— The task —
Quote the listing below in its entirety.

— Raw data —
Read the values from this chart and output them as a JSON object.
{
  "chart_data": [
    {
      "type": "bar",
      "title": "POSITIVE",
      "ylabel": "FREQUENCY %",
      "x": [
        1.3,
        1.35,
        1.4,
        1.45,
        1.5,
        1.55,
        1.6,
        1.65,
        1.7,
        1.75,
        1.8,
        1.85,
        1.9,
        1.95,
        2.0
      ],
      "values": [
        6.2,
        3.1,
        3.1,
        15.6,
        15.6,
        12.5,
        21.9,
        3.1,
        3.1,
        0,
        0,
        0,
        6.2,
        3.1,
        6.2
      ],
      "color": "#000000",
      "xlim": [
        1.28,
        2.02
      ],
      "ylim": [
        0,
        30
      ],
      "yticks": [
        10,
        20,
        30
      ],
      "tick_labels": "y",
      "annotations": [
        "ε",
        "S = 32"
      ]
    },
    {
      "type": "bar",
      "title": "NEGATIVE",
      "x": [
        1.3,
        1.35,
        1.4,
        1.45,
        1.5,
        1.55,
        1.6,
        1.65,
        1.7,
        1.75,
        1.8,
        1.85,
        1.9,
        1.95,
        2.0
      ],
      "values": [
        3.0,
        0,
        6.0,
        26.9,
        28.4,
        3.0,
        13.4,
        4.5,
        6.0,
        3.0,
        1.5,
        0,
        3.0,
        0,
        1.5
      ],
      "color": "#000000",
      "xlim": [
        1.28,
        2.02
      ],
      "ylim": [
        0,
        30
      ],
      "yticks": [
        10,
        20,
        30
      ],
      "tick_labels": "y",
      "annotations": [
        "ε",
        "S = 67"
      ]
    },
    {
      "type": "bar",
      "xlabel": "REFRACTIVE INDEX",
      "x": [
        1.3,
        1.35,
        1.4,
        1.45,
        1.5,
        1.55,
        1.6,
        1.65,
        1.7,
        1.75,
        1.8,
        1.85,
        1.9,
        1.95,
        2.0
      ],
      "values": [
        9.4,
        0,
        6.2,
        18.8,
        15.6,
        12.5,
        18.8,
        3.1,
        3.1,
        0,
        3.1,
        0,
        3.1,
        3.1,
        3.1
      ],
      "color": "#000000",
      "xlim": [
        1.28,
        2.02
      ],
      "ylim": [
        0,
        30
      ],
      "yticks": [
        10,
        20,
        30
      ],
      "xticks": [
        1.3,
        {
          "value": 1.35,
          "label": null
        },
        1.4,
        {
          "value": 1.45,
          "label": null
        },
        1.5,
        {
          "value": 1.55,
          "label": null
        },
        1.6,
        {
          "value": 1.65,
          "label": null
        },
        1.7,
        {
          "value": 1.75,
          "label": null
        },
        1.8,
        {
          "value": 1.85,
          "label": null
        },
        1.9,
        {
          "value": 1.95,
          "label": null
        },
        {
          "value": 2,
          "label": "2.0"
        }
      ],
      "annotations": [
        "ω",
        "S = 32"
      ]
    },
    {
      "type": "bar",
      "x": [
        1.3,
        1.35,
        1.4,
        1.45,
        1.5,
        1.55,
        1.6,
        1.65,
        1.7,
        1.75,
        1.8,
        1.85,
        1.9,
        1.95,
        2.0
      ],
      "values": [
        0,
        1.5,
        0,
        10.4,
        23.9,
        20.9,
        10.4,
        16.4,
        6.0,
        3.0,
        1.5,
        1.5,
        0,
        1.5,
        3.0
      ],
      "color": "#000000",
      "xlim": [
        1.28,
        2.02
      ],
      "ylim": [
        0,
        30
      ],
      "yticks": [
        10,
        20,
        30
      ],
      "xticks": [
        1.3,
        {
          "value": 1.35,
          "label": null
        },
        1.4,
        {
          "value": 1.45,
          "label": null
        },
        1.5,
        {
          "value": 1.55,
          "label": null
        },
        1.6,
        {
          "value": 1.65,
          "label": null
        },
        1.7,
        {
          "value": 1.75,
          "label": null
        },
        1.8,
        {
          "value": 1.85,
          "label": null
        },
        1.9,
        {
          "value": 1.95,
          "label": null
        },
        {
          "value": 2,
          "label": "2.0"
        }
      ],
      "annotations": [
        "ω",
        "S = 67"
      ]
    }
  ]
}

— Solution to the exercise —
Read the values from this chart and output them as a JSON object.
{
  "chart_data": [
    {
      "type": "bar",
      "title": "POSITIVE",
      "ylabel": "FREQUENCY %",
      "x": [
        1.3,
        1.35,
        1.4,
        1.45,
        1.5,
        1.55,
        1.6,
        1.65,
        1.7,
        1.75,
        1.8,
        1.85,
        1.9,
        1.95,
        2.0
      ],
      "values": [
        6.2,
        3.1,
        3.1,
        15.6,
        15.6,
        12.5,
        21.9,
        3.1,
        3.1,
        0,
        0,
        0,
        6.2,
        3.1,
        6.2
      ],
      "color": "#000000",
      "xlim": [
        1.28,
        2.02
      ],
      "ylim": [
        0,
        30
      ],
      "yticks": [
        10,
        20,
        30
      ],
      "tick_labels": "y",
      "annotations": [
        "ε",
        "S = 32"
      ]
    },
    {
      "type": "bar",
      "title": "NEGATIVE",
      "x": [
        1.3,
        1.35,
        1.4,
        1.45,
        1.5,
        1.55,
        1.6,
        1.65,
        1.7,
        1.75,
        1.8,
        1.85,
        1.9,
        1.95,
        2.0
      ],
      "values": [
        3.0,
        0,
        6.0,
        26.9,
        28.4,
        3.0,
        13.4,
        4.5,
        6.0,
        3.0,
        1.5,
        0,
        3.0,
        0,
        1.5
      ],
      "color": "#000000",
      "xlim": [
        1.28,
        2.02
      ],
      "ylim": [
        0,
        30
      ],
      "yticks": [
        10,
        20,
        30
      ],
      "tick_labels": "y",
      "annotations": [
        "ε",
        "S = 67"
      ]
    },
    {
      "type": "bar",
      "xlabel": "REFRACTIVE INDEX",
      "x": [
        1.3,
        1.35,
        1.4,
        1.45,
        1.5,
        1.55,
        1.6,
        1.65,
        1.7,
        1.75,
        1.8,
        1.85,
        1.9,
        1.95,
        2.0
      ],
      "values": [
        9.4,
        0,
        6.2,
        18.8,
        15.6,
        12.5,
        18.8,
        3.1,
        3.1,
        0,
        3.1,
        0,
        3.1,
        3.1,
        3.1
      ],
      "color": "#000000",
      "xlim": [
        1.28,
        2.02
      ],
      "ylim": [
        0,
        30
      ],
      "yticks": [
        10,
        20,
        30
      ],
      "xticks": [
        1.3,
        {
          "value": 1.35,
          "label": null
        },
        1.4,
        {
          "value": 1.45,
          "label": null
        },
        1.5,
        {
          "value": 1.55,
          "label": null
        },
        1.6,
        {
          "value": 1.65,
          "label": null
        },
        1.7,
        {
          "value": 1.75,
          "label": null
        },
        1.8,
        {
          "value": 1.85,
          "label": null
        },
        1.9,
        {
          "value": 1.95,
          "label": null
        },
        {
          "value": 2,
          "label": "2.0"
        }
      ],
      "annotations": [
        "ω",
        "S = 32"
      ]
    },
    {
      "type": "bar",
      "x": [
        1.3,
        1.35,
        1.4,
        1.45,
        1.5,
        1.55,
        1.6,
        1.65,
        1.7,
        1.75,
        1.8,
        1.85,
        1.9,
        1.95,
        2.0
      ],
      "values": [
        0,
        1.5,
        0,
        10.4,
        23.9,
        20.9,
        10.4,
        16.4,
        6.0,
        3.0,
        1.5,
        1.5,
        0,
        1.5,
        3.0
      ],
      "color": "#000000",
      "xlim": [
        1.28,
        2.02
      ],
      "ylim": [
        0,
        30
      ],
      "yticks": [
        10,
        20,
        30
      ],
      "xticks": [
        1.3,
        {
          "value": 1.35,
          "label": null
        },
        1.4,
        {
          "value": 1.45,
          "label": null
        },
        1.5,
        {
          "value": 1.55,
          "label": null
        },
        1.6,
        {
          "value": 1.65,
          "label": null
        },
        1.7,
        {
          "value": 1.75,
          "label": null
        },
        1.8,
        {
          "value": 1.85,
          "label": null
        },
        1.9,
        {
          "value": 1.95,
          "label": null
        },
        {
          "value": 2,
          "label": "2.0"
        }
      ],
      "annotations": [
        "ω",
        "S = 67"
      ]
    }
  ]
}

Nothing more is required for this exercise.